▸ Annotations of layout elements
* begin *

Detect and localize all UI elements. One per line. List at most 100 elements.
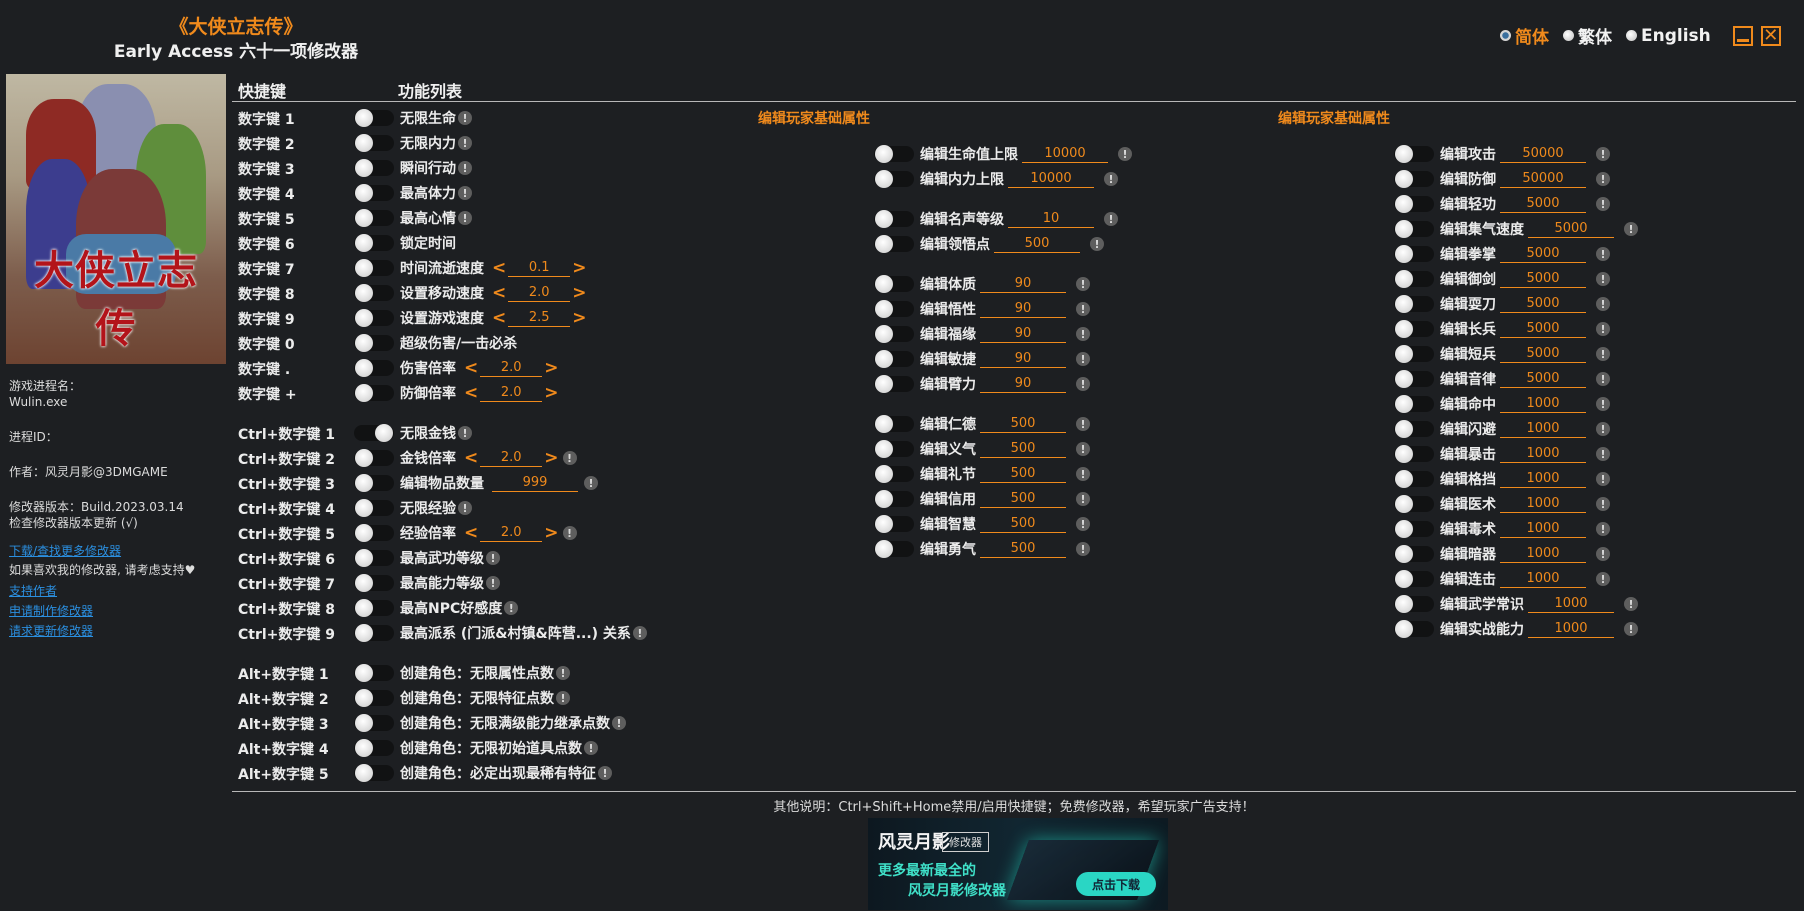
info-icon[interactable]: !	[1076, 352, 1090, 366]
info-icon[interactable]: !	[1076, 417, 1090, 431]
attribute-value-input[interactable]: 5000	[1500, 371, 1586, 388]
toggle-knob[interactable]	[1395, 170, 1413, 188]
attribute-value-input[interactable]: 50000	[1500, 171, 1586, 188]
attribute-value-input[interactable]: 1000	[1500, 446, 1586, 463]
toggle-knob[interactable]	[1395, 570, 1413, 588]
toggle-switch[interactable]	[874, 415, 914, 433]
info-icon[interactable]: !	[584, 741, 598, 755]
attribute-value-input[interactable]: 1000	[1500, 571, 1586, 588]
increase-arrow-icon[interactable]: >	[570, 308, 588, 328]
toggle-switch[interactable]	[354, 574, 394, 592]
info-icon[interactable]: !	[1596, 497, 1610, 511]
info-icon[interactable]: !	[1596, 347, 1610, 361]
toggle-knob[interactable]	[355, 234, 373, 252]
attribute-value-input[interactable]: 5000	[1500, 271, 1586, 288]
toggle-knob[interactable]	[1395, 495, 1413, 513]
toggle-switch[interactable]	[1394, 145, 1434, 163]
info-icon[interactable]: !	[1596, 272, 1610, 286]
info-icon[interactable]: !	[1076, 302, 1090, 316]
info-icon[interactable]: !	[458, 211, 472, 225]
info-icon[interactable]: !	[1596, 247, 1610, 261]
request-make-link[interactable]: 申请制作修改器	[9, 603, 93, 619]
info-icon[interactable]: !	[612, 716, 626, 730]
toggle-knob[interactable]	[355, 334, 373, 352]
toggle-switch[interactable]	[354, 624, 394, 642]
value-input[interactable]: 2.0	[480, 525, 543, 542]
toggle-knob[interactable]	[355, 209, 373, 227]
info-icon[interactable]: !	[458, 111, 472, 125]
info-icon[interactable]: !	[1076, 327, 1090, 341]
toggle-knob[interactable]	[355, 664, 373, 682]
info-icon[interactable]: !	[1596, 147, 1610, 161]
lang-option-english[interactable]: English	[1626, 26, 1711, 46]
toggle-switch[interactable]	[1394, 170, 1434, 188]
toggle-knob[interactable]	[875, 235, 893, 253]
toggle-switch[interactable]	[354, 184, 394, 202]
info-icon[interactable]: !	[486, 576, 500, 590]
toggle-knob[interactable]	[355, 624, 373, 642]
info-icon[interactable]: !	[458, 161, 472, 175]
attribute-value-input[interactable]: 5000	[1500, 346, 1586, 363]
toggle-knob[interactable]	[1395, 395, 1413, 413]
toggle-knob[interactable]	[355, 134, 373, 152]
toggle-knob[interactable]	[355, 689, 373, 707]
increase-arrow-icon[interactable]: >	[542, 523, 560, 543]
value-input[interactable]: 2.5	[508, 310, 571, 327]
toggle-switch[interactable]	[354, 739, 394, 757]
toggle-switch[interactable]	[1394, 470, 1434, 488]
info-icon[interactable]: !	[1118, 147, 1132, 161]
info-icon[interactable]: !	[1596, 572, 1610, 586]
info-icon[interactable]: !	[556, 666, 570, 680]
toggle-switch[interactable]	[354, 284, 394, 302]
toggle-switch[interactable]	[1394, 570, 1434, 588]
toggle-switch[interactable]	[354, 524, 394, 542]
toggle-switch[interactable]	[1394, 545, 1434, 563]
toggle-switch[interactable]	[354, 159, 394, 177]
info-icon[interactable]: !	[504, 601, 519, 615]
attribute-value-input[interactable]: 1000	[1528, 621, 1614, 638]
attribute-value-input[interactable]: 5000	[1500, 196, 1586, 213]
attribute-value-input[interactable]: 90	[980, 351, 1066, 368]
increase-arrow-icon[interactable]: >	[542, 383, 560, 403]
info-icon[interactable]: !	[1596, 197, 1610, 211]
info-icon[interactable]: !	[1596, 472, 1610, 486]
toggle-knob[interactable]	[875, 490, 893, 508]
toggle-switch[interactable]	[354, 549, 394, 567]
toggle-switch[interactable]	[1394, 270, 1434, 288]
toggle-knob[interactable]	[355, 384, 373, 402]
toggle-knob[interactable]	[355, 109, 373, 127]
toggle-switch[interactable]	[354, 384, 394, 402]
toggle-switch[interactable]	[354, 599, 394, 617]
toggle-knob[interactable]	[1395, 245, 1413, 263]
attribute-value-input[interactable]: 1000	[1500, 521, 1586, 538]
toggle-switch[interactable]	[354, 134, 394, 152]
toggle-knob[interactable]	[1395, 595, 1413, 613]
decrease-arrow-icon[interactable]: <	[490, 308, 508, 328]
banner-download-button[interactable]: 点击下载	[1076, 872, 1156, 896]
info-icon[interactable]: !	[1076, 542, 1090, 556]
info-icon[interactable]: !	[458, 426, 472, 440]
info-icon[interactable]: !	[1076, 492, 1090, 506]
attribute-value-input[interactable]: 500	[980, 541, 1066, 558]
info-icon[interactable]: !	[1104, 172, 1118, 186]
support-author-link[interactable]: 支持作者	[9, 583, 57, 599]
info-icon[interactable]: !	[1596, 397, 1610, 411]
value-input[interactable]: 2.0	[508, 285, 571, 302]
attribute-value-input[interactable]: 1000	[1500, 421, 1586, 438]
toggle-knob[interactable]	[1395, 620, 1413, 638]
close-button[interactable]: ✕	[1760, 25, 1781, 46]
info-icon[interactable]: !	[556, 691, 570, 705]
info-icon[interactable]: !	[486, 551, 500, 565]
attribute-value-input[interactable]: 500	[980, 441, 1066, 458]
decrease-arrow-icon[interactable]: <	[462, 383, 480, 403]
info-icon[interactable]: !	[1596, 547, 1610, 561]
increase-arrow-icon[interactable]: >	[542, 448, 560, 468]
toggle-switch[interactable]	[1394, 220, 1434, 238]
toggle-knob[interactable]	[875, 350, 893, 368]
toggle-switch[interactable]	[354, 359, 394, 377]
toggle-switch[interactable]	[354, 309, 394, 327]
info-icon[interactable]: !	[1596, 522, 1610, 536]
value-input[interactable]: 999	[492, 475, 578, 492]
toggle-knob[interactable]	[355, 574, 373, 592]
toggle-knob[interactable]	[355, 284, 373, 302]
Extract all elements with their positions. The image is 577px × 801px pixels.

* end *

▸ Exercise
Reproduce all of the rows above verbatim, omitting the pictures.

▸ Final result
Detect and localize all UI elements. One per line. List at most 100 elements.
info-icon[interactable]: !	[1076, 352, 1090, 366]
info-icon[interactable]: !	[1076, 417, 1090, 431]
attribute-value-input[interactable]: 5000	[1500, 371, 1586, 388]
toggle-knob[interactable]	[1395, 170, 1413, 188]
attribute-value-input[interactable]: 50000	[1500, 171, 1586, 188]
attribute-value-input[interactable]: 1000	[1500, 446, 1586, 463]
toggle-knob[interactable]	[1395, 570, 1413, 588]
toggle-switch[interactable]	[874, 415, 914, 433]
info-icon[interactable]: !	[584, 741, 598, 755]
attribute-value-input[interactable]: 1000	[1500, 571, 1586, 588]
increase-arrow-icon[interactable]: >	[570, 308, 588, 328]
toggle-switch[interactable]	[354, 574, 394, 592]
info-icon[interactable]: !	[1596, 497, 1610, 511]
info-icon[interactable]: !	[1596, 347, 1610, 361]
toggle-knob[interactable]	[355, 234, 373, 252]
attribute-value-input[interactable]: 5000	[1500, 271, 1586, 288]
toggle-knob[interactable]	[1395, 495, 1413, 513]
toggle-switch[interactable]	[1394, 145, 1434, 163]
info-icon[interactable]: !	[1596, 272, 1610, 286]
info-icon[interactable]: !	[1076, 302, 1090, 316]
info-icon[interactable]: !	[458, 211, 472, 225]
info-icon[interactable]: !	[1596, 247, 1610, 261]
request-make-link[interactable]: 申请制作修改器	[9, 603, 93, 619]
info-icon[interactable]: !	[612, 716, 626, 730]
toggle-knob[interactable]	[355, 334, 373, 352]
toggle-switch[interactable]	[354, 624, 394, 642]
value-input[interactable]: 2.0	[480, 525, 543, 542]
toggle-knob[interactable]	[355, 209, 373, 227]
info-icon[interactable]: !	[458, 111, 472, 125]
info-icon[interactable]: !	[1076, 327, 1090, 341]
toggle-knob[interactable]	[355, 664, 373, 682]
info-icon[interactable]: !	[1596, 147, 1610, 161]
lang-option-english[interactable]: English	[1626, 26, 1711, 46]
toggle-switch[interactable]	[1394, 170, 1434, 188]
toggle-knob[interactable]	[875, 235, 893, 253]
toggle-switch[interactable]	[354, 184, 394, 202]
info-icon[interactable]: !	[486, 576, 500, 590]
toggle-knob[interactable]	[355, 624, 373, 642]
info-icon[interactable]: !	[458, 161, 472, 175]
attribute-value-input[interactable]: 5000	[1500, 346, 1586, 363]
toggle-knob[interactable]	[1395, 395, 1413, 413]
toggle-knob[interactable]	[355, 134, 373, 152]
toggle-knob[interactable]	[355, 689, 373, 707]
increase-arrow-icon[interactable]: >	[542, 523, 560, 543]
value-input[interactable]: 2.5	[508, 310, 571, 327]
toggle-switch[interactable]	[354, 739, 394, 757]
toggle-switch[interactable]	[1394, 470, 1434, 488]
info-icon[interactable]: !	[1118, 147, 1132, 161]
info-icon[interactable]: !	[1596, 572, 1610, 586]
info-icon[interactable]: !	[556, 666, 570, 680]
toggle-switch[interactable]	[354, 284, 394, 302]
toggle-switch[interactable]	[1394, 570, 1434, 588]
toggle-switch[interactable]	[354, 524, 394, 542]
toggle-switch[interactable]	[1394, 545, 1434, 563]
toggle-switch[interactable]	[354, 159, 394, 177]
info-icon[interactable]: !	[504, 601, 519, 615]
attribute-value-input[interactable]: 1000	[1528, 621, 1614, 638]
attribute-value-input[interactable]: 5000	[1500, 196, 1586, 213]
attribute-value-input[interactable]: 90	[980, 351, 1066, 368]
increase-arrow-icon[interactable]: >	[542, 383, 560, 403]
info-icon[interactable]: !	[1596, 197, 1610, 211]
info-icon[interactable]: !	[1596, 472, 1610, 486]
toggle-knob[interactable]	[875, 490, 893, 508]
toggle-switch[interactable]	[354, 549, 394, 567]
toggle-switch[interactable]	[1394, 270, 1434, 288]
toggle-knob[interactable]	[355, 384, 373, 402]
toggle-knob[interactable]	[355, 109, 373, 127]
toggle-switch[interactable]	[354, 384, 394, 402]
toggle-switch[interactable]	[354, 599, 394, 617]
toggle-knob[interactable]	[1395, 245, 1413, 263]
attribute-value-input[interactable]: 1000	[1500, 521, 1586, 538]
toggle-switch[interactable]	[354, 134, 394, 152]
toggle-knob[interactable]	[1395, 595, 1413, 613]
decrease-arrow-icon[interactable]: <	[490, 308, 508, 328]
banner-download-button[interactable]: 点击下载	[1076, 872, 1156, 896]
info-icon[interactable]: !	[1076, 542, 1090, 556]
info-icon[interactable]: !	[458, 426, 472, 440]
info-icon[interactable]: !	[1076, 492, 1090, 506]
attribute-value-input[interactable]: 500	[980, 541, 1066, 558]
info-icon[interactable]: !	[1104, 172, 1118, 186]
support-author-link[interactable]: 支持作者	[9, 583, 57, 599]
info-icon[interactable]: !	[1596, 397, 1610, 411]
value-input[interactable]: 2.0	[508, 285, 571, 302]
attribute-value-input[interactable]: 1000	[1500, 421, 1586, 438]
toggle-knob[interactable]	[1395, 620, 1413, 638]
close-button[interactable]: ✕	[1760, 25, 1781, 46]
info-icon[interactable]: !	[556, 691, 570, 705]
info-icon[interactable]: !	[486, 551, 500, 565]
attribute-value-input[interactable]: 500	[980, 441, 1066, 458]
decrease-arrow-icon[interactable]: <	[462, 383, 480, 403]
info-icon[interactable]: !	[1596, 547, 1610, 561]
increase-arrow-icon[interactable]: >	[542, 448, 560, 468]
toggle-switch[interactable]	[1394, 220, 1434, 238]
toggle-knob[interactable]	[875, 350, 893, 368]
toggle-switch[interactable]	[354, 359, 394, 377]
toggle-switch[interactable]	[354, 309, 394, 327]
info-icon[interactable]: !	[1596, 522, 1610, 536]
value-input[interactable]: 999	[492, 475, 578, 492]
toggle-knob[interactable]	[355, 574, 373, 592]
toggle-knob[interactable]	[355, 284, 373, 302]
Extract all elements with their positions. The image is 577px × 801px pixels.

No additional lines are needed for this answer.